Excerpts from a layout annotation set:
— begin —

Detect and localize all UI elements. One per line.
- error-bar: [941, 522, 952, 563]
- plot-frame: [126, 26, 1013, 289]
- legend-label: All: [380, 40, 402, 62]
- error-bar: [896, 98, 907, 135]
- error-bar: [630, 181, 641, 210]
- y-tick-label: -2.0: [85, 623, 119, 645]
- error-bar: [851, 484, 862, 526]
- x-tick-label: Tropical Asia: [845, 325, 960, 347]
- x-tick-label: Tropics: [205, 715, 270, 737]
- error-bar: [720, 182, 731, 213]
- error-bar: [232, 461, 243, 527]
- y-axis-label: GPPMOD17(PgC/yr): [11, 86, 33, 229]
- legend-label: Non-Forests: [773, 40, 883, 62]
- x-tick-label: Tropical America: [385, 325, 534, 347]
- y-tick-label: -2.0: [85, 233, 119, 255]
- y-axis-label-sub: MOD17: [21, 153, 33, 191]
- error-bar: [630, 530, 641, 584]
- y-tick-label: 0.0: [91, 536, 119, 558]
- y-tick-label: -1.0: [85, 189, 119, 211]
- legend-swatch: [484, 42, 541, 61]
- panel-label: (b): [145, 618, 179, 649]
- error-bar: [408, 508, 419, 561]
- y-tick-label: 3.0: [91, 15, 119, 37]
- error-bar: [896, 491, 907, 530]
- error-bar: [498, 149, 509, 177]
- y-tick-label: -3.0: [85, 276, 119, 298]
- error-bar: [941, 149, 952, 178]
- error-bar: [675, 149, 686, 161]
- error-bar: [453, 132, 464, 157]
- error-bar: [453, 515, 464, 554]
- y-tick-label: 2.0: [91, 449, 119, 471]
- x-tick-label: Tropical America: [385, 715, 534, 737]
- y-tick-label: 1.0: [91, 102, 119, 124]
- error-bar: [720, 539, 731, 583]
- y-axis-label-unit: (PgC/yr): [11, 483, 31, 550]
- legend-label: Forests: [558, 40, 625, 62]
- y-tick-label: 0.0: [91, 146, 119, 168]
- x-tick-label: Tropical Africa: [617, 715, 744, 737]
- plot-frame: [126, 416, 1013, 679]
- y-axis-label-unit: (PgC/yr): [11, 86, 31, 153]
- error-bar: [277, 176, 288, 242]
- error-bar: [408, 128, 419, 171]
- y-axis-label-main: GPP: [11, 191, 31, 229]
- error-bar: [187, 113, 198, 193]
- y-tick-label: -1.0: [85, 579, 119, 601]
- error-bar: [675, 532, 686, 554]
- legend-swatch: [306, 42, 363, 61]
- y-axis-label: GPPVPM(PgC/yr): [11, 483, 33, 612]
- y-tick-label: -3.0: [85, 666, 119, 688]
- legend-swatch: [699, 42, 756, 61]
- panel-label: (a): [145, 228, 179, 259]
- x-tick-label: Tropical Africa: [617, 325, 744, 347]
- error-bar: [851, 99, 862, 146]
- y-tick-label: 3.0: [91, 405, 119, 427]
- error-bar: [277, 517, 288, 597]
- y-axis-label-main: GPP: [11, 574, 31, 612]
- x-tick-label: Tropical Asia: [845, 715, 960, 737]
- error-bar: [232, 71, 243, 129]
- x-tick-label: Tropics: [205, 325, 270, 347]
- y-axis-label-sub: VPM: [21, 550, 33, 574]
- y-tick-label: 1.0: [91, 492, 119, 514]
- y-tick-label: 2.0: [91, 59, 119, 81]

— end —

- What the exercise asks
Can you format every line in the entries above as a numbered list and leave out the blank lines?

- Result
1. Detect and localize all UI elements. One per line.
2. - error-bar: [941, 522, 952, 563]
3. - plot-frame: [126, 26, 1013, 289]
4. - legend-label: All: [380, 40, 402, 62]
5. - error-bar: [896, 98, 907, 135]
6. - error-bar: [630, 181, 641, 210]
7. - y-tick-label: -2.0: [85, 623, 119, 645]
8. - error-bar: [851, 484, 862, 526]
9. - x-tick-label: Tropical Asia: [845, 325, 960, 347]
10. - x-tick-label: Tropics: [205, 715, 270, 737]
11. - error-bar: [720, 182, 731, 213]
12. - error-bar: [232, 461, 243, 527]
13. - y-axis-label: GPPMOD17(PgC/yr): [11, 86, 33, 229]
14. - legend-label: Non-Forests: [773, 40, 883, 62]
15. - x-tick-label: Tropical America: [385, 325, 534, 347]
16. - y-tick-label: -2.0: [85, 233, 119, 255]
17. - y-axis-label-sub: MOD17: [21, 153, 33, 191]
18. - error-bar: [630, 530, 641, 584]
19. - y-tick-label: 0.0: [91, 536, 119, 558]
20. - y-tick-label: -1.0: [85, 189, 119, 211]
21. - legend-swatch: [484, 42, 541, 61]
22. - panel-label: (b): [145, 618, 179, 649]
23. - error-bar: [408, 508, 419, 561]
24. - y-tick-label: 3.0: [91, 15, 119, 37]
25. - error-bar: [896, 491, 907, 530]
26. - error-bar: [498, 149, 509, 177]
27. - y-tick-label: -3.0: [85, 276, 119, 298]
28. - error-bar: [941, 149, 952, 178]
29. - error-bar: [675, 149, 686, 161]
30. - error-bar: [453, 132, 464, 157]
31. - error-bar: [453, 515, 464, 554]
32. - y-tick-label: 2.0: [91, 449, 119, 471]
33. - x-tick-label: Tropical America: [385, 715, 534, 737]
34. - y-tick-label: 1.0: [91, 102, 119, 124]
35. - error-bar: [720, 539, 731, 583]
36. - y-axis-label-unit: (PgC/yr): [11, 483, 31, 550]
37. - legend-label: Forests: [558, 40, 625, 62]
38. - y-tick-label: 0.0: [91, 146, 119, 168]
39. - x-tick-label: Tropical Africa: [617, 715, 744, 737]
40. - plot-frame: [126, 416, 1013, 679]
41. - y-axis-label-unit: (PgC/yr): [11, 86, 31, 153]
42. - error-bar: [277, 176, 288, 242]
43. - error-bar: [408, 128, 419, 171]
44. - y-axis-label-main: GPP: [11, 191, 31, 229]
45. - error-bar: [187, 113, 198, 193]
46. - y-tick-label: -1.0: [85, 579, 119, 601]
47. - error-bar: [675, 532, 686, 554]
48. - legend-swatch: [306, 42, 363, 61]
49. - y-axis-label: GPPVPM(PgC/yr): [11, 483, 33, 612]
50. - y-tick-label: -3.0: [85, 666, 119, 688]
51. - legend-swatch: [699, 42, 756, 61]
52. - panel-label: (a): [145, 228, 179, 259]
53. - x-tick-label: Tropical Africa: [617, 325, 744, 347]
54. - error-bar: [851, 99, 862, 146]
55. - y-tick-label: 3.0: [91, 405, 119, 427]
56. - error-bar: [277, 517, 288, 597]
57. - y-axis-label-main: GPP: [11, 574, 31, 612]
58. - x-tick-label: Tropical Asia: [845, 715, 960, 737]
59. - error-bar: [232, 71, 243, 129]
60. - x-tick-label: Tropics: [205, 325, 270, 347]
61. - y-axis-label-sub: VPM: [21, 550, 33, 574]
62. - y-tick-label: 1.0: [91, 492, 119, 514]
63. - y-tick-label: 2.0: [91, 59, 119, 81]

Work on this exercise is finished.